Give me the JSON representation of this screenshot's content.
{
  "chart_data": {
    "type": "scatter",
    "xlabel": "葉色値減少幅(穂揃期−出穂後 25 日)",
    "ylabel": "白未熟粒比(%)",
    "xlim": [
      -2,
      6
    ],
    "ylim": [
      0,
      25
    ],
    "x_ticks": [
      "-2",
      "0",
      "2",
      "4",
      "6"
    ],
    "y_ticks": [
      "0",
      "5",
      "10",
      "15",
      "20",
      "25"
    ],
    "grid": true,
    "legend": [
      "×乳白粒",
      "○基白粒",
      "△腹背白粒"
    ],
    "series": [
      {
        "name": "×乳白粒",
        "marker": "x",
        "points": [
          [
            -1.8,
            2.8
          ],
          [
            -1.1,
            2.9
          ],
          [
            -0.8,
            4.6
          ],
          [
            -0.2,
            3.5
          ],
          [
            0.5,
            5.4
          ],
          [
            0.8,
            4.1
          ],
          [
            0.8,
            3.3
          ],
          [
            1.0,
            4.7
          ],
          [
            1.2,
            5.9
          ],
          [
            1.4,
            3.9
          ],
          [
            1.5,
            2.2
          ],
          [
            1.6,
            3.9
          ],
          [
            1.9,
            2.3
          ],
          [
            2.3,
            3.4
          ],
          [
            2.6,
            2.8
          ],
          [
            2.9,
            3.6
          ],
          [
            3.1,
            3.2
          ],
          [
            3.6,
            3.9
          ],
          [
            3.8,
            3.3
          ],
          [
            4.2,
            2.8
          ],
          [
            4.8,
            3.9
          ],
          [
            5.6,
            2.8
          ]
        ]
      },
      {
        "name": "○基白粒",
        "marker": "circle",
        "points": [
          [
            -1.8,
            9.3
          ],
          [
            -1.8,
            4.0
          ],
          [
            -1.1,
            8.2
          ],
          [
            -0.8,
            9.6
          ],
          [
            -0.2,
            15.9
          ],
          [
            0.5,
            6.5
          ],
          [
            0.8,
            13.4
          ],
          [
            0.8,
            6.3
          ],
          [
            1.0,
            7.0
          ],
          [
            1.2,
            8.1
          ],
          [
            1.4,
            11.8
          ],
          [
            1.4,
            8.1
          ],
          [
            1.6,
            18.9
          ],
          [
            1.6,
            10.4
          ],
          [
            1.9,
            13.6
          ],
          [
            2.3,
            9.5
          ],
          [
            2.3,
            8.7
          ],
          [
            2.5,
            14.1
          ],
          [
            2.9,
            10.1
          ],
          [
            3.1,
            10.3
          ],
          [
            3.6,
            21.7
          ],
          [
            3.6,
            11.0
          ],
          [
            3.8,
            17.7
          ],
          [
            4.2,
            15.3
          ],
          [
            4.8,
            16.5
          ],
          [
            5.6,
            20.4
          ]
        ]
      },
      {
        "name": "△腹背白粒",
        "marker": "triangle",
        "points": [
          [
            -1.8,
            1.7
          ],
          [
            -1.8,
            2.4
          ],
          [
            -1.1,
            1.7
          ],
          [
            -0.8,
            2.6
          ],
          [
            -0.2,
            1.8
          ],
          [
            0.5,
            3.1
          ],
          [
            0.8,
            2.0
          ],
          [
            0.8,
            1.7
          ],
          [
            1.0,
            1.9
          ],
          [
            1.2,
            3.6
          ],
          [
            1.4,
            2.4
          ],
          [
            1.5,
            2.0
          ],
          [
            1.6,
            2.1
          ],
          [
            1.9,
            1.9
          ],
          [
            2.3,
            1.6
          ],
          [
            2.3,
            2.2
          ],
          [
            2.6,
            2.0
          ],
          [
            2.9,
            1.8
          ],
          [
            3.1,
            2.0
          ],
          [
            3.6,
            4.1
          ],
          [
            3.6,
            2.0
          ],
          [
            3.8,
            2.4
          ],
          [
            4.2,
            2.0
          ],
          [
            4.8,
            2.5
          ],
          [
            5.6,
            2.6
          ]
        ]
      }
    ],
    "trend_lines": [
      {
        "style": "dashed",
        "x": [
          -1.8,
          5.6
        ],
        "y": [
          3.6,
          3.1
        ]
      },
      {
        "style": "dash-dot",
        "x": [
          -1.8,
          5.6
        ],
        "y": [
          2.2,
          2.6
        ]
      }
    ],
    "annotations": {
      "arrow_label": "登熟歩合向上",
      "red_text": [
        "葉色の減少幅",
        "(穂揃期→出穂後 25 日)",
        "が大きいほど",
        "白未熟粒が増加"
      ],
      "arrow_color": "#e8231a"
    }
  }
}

···

* **What is being asked**:
Take the listing above and set it down exactly.

* **Task solution**:
Give me the JSON representation of this screenshot's content.
{
  "chart_data": {
    "type": "scatter",
    "xlabel": "葉色値減少幅(穂揃期−出穂後 25 日)",
    "ylabel": "白未熟粒比(%)",
    "xlim": [
      -2,
      6
    ],
    "ylim": [
      0,
      25
    ],
    "x_ticks": [
      "-2",
      "0",
      "2",
      "4",
      "6"
    ],
    "y_ticks": [
      "0",
      "5",
      "10",
      "15",
      "20",
      "25"
    ],
    "grid": true,
    "legend": [
      "×乳白粒",
      "○基白粒",
      "△腹背白粒"
    ],
    "series": [
      {
        "name": "×乳白粒",
        "marker": "x",
        "points": [
          [
            -1.8,
            2.8
          ],
          [
            -1.1,
            2.9
          ],
          [
            -0.8,
            4.6
          ],
          [
            -0.2,
            3.5
          ],
          [
            0.5,
            5.4
          ],
          [
            0.8,
            4.1
          ],
          [
            0.8,
            3.3
          ],
          [
            1.0,
            4.7
          ],
          [
            1.2,
            5.9
          ],
          [
            1.4,
            3.9
          ],
          [
            1.5,
            2.2
          ],
          [
            1.6,
            3.9
          ],
          [
            1.9,
            2.3
          ],
          [
            2.3,
            3.4
          ],
          [
            2.6,
            2.8
          ],
          [
            2.9,
            3.6
          ],
          [
            3.1,
            3.2
          ],
          [
            3.6,
            3.9
          ],
          [
            3.8,
            3.3
          ],
          [
            4.2,
            2.8
          ],
          [
            4.8,
            3.9
          ],
          [
            5.6,
            2.8
          ]
        ]
      },
      {
        "name": "○基白粒",
        "marker": "circle",
        "points": [
          [
            -1.8,
            9.3
          ],
          [
            -1.8,
            4.0
          ],
          [
            -1.1,
            8.2
          ],
          [
            -0.8,
            9.6
          ],
          [
            -0.2,
            15.9
          ],
          [
            0.5,
            6.5
          ],
          [
            0.8,
            13.4
          ],
          [
            0.8,
            6.3
          ],
          [
            1.0,
            7.0
          ],
          [
            1.2,
            8.1
          ],
          [
            1.4,
            11.8
          ],
          [
            1.4,
            8.1
          ],
          [
            1.6,
            18.9
          ],
          [
            1.6,
            10.4
          ],
          [
            1.9,
            13.6
          ],
          [
            2.3,
            9.5
          ],
          [
            2.3,
            8.7
          ],
          [
            2.5,
            14.1
          ],
          [
            2.9,
            10.1
          ],
          [
            3.1,
            10.3
          ],
          [
            3.6,
            21.7
          ],
          [
            3.6,
            11.0
          ],
          [
            3.8,
            17.7
          ],
          [
            4.2,
            15.3
          ],
          [
            4.8,
            16.5
          ],
          [
            5.6,
            20.4
          ]
        ]
      },
      {
        "name": "△腹背白粒",
        "marker": "triangle",
        "points": [
          [
            -1.8,
            1.7
          ],
          [
            -1.8,
            2.4
          ],
          [
            -1.1,
            1.7
          ],
          [
            -0.8,
            2.6
          ],
          [
            -0.2,
            1.8
          ],
          [
            0.5,
            3.1
          ],
          [
            0.8,
            2.0
          ],
          [
            0.8,
            1.7
          ],
          [
            1.0,
            1.9
          ],
          [
            1.2,
            3.6
          ],
          [
            1.4,
            2.4
          ],
          [
            1.5,
            2.0
          ],
          [
            1.6,
            2.1
          ],
          [
            1.9,
            1.9
          ],
          [
            2.3,
            1.6
          ],
          [
            2.3,
            2.2
          ],
          [
            2.6,
            2.0
          ],
          [
            2.9,
            1.8
          ],
          [
            3.1,
            2.0
          ],
          [
            3.6,
            4.1
          ],
          [
            3.6,
            2.0
          ],
          [
            3.8,
            2.4
          ],
          [
            4.2,
            2.0
          ],
          [
            4.8,
            2.5
          ],
          [
            5.6,
            2.6
          ]
        ]
      }
    ],
    "trend_lines": [
      {
        "style": "dashed",
        "x": [
          -1.8,
          5.6
        ],
        "y": [
          3.6,
          3.1
        ]
      },
      {
        "style": "dash-dot",
        "x": [
          -1.8,
          5.6
        ],
        "y": [
          2.2,
          2.6
        ]
      }
    ],
    "annotations": {
      "arrow_label": "登熟歩合向上",
      "red_text": [
        "葉色の減少幅",
        "(穂揃期→出穂後 25 日)",
        "が大きいほど",
        "白未熟粒が増加"
      ],
      "arrow_color": "#e8231a"
    }
  }
}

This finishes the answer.